What you are asked to do — Leaving out every picture, quote the data below exactly as it appears.

Stored records —

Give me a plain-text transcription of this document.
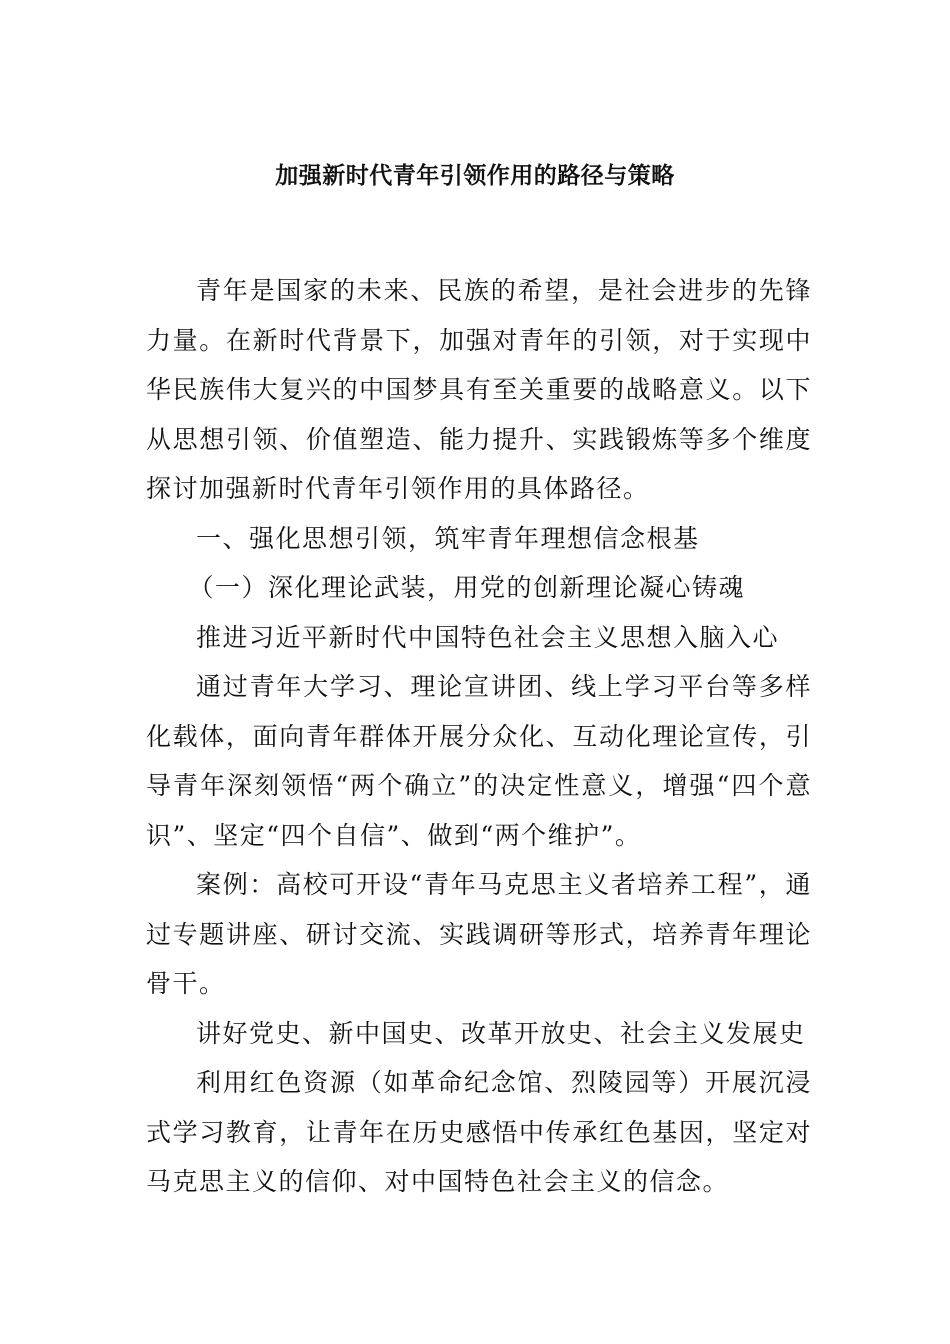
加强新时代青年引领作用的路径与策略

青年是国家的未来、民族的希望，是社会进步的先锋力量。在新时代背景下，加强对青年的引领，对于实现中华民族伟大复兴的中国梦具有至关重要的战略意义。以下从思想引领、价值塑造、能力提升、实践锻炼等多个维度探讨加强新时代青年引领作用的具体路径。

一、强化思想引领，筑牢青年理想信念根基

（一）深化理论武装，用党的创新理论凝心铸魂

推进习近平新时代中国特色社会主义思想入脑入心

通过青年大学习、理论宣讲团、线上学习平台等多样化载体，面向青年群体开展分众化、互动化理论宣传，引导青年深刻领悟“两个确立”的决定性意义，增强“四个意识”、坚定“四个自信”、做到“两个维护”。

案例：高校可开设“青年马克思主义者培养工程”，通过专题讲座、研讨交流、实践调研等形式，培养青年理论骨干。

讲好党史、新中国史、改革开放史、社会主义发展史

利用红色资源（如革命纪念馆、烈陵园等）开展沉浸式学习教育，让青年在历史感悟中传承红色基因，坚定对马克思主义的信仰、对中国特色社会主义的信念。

Reply —
Give me a plain-text transcription of this document.
加强新时代青年引领作用的路径与策略

青年是国家的未来、民族的希望，是社会进步的先锋力量。在新时代背景下，加强对青年的引领，对于实现中华民族伟大复兴的中国梦具有至关重要的战略意义。以下从思想引领、价值塑造、能力提升、实践锻炼等多个维度探讨加强新时代青年引领作用的具体路径。

一、强化思想引领，筑牢青年理想信念根基

（一）深化理论武装，用党的创新理论凝心铸魂

推进习近平新时代中国特色社会主义思想入脑入心

通过青年大学习、理论宣讲团、线上学习平台等多样化载体，面向青年群体开展分众化、互动化理论宣传，引导青年深刻领悟“两个确立”的决定性意义，增强“四个意识”、坚定“四个自信”、做到“两个维护”。

案例：高校可开设“青年马克思主义者培养工程”，通过专题讲座、研讨交流、实践调研等形式，培养青年理论骨干。

讲好党史、新中国史、改革开放史、社会主义发展史

利用红色资源（如革命纪念馆、烈陵园等）开展沉浸式学习教育，让青年在历史感悟中传承红色基因，坚定对马克思主义的信仰、对中国特色社会主义的信念。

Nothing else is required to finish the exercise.